TASK DETAILS:
Copy out every line that contains "штраф".

Data entries:
- - -
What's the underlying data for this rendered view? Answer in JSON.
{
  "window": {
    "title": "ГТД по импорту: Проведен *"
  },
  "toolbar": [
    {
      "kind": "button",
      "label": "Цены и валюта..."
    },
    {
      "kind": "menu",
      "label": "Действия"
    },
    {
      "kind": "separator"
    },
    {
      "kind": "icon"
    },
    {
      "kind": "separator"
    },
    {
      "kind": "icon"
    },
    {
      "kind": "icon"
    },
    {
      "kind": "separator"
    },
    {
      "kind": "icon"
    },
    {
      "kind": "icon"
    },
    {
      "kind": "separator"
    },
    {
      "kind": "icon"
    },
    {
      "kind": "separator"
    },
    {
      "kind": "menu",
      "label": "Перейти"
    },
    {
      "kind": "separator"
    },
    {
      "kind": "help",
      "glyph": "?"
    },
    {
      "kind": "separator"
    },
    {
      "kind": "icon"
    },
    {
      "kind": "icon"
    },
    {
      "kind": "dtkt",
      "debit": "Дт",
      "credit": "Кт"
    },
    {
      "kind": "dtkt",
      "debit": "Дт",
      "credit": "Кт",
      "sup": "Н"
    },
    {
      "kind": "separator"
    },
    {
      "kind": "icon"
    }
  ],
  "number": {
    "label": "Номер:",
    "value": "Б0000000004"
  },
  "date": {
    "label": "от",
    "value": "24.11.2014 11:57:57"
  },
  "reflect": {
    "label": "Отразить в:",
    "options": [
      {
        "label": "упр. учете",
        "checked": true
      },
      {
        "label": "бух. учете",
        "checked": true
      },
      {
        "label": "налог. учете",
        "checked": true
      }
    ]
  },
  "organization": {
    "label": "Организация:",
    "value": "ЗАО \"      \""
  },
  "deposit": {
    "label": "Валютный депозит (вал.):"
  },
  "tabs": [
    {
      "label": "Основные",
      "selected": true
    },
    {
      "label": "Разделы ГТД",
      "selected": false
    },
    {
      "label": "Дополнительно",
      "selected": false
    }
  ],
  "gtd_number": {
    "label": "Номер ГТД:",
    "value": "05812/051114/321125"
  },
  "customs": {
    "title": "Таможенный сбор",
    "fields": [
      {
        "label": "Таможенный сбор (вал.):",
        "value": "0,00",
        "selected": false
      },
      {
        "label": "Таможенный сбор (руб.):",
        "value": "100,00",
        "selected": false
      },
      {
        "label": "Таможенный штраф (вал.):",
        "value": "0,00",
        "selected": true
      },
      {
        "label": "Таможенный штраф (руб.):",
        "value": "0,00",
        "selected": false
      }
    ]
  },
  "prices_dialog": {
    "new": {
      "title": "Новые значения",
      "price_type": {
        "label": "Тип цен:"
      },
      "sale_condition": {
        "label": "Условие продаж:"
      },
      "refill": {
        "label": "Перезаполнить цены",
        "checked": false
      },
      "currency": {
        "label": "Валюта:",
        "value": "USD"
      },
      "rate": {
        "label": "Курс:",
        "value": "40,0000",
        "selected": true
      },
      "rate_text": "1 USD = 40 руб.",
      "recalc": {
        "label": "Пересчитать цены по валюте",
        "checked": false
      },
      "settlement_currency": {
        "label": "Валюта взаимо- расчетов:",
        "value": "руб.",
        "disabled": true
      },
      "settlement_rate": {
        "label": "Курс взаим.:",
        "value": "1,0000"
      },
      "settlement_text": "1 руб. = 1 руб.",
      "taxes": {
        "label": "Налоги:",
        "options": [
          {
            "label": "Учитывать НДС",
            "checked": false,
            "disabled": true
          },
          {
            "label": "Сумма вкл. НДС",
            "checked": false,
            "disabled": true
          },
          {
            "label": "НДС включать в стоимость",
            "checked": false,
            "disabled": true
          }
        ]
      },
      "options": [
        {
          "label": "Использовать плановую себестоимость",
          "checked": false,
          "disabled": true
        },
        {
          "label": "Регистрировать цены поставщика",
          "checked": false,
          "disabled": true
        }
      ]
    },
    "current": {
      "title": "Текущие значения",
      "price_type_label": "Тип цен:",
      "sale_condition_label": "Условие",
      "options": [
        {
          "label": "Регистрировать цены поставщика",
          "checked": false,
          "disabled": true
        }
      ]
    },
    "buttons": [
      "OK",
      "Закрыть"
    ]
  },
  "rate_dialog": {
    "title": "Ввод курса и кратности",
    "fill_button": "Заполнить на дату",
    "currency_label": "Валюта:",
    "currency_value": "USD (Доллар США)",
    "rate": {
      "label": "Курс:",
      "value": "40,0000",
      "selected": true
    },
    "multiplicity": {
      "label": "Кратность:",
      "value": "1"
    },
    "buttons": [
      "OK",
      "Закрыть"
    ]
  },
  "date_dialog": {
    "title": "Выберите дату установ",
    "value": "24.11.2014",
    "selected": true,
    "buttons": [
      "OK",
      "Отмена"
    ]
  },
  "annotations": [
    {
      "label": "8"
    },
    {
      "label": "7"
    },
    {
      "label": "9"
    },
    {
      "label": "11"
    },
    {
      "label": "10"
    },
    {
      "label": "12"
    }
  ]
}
- - -
SOLUTION FOR THIS EXERCISE:
        "label": "Таможенный штраф (вал.):",
        "label": "Таможенный штраф (руб.):",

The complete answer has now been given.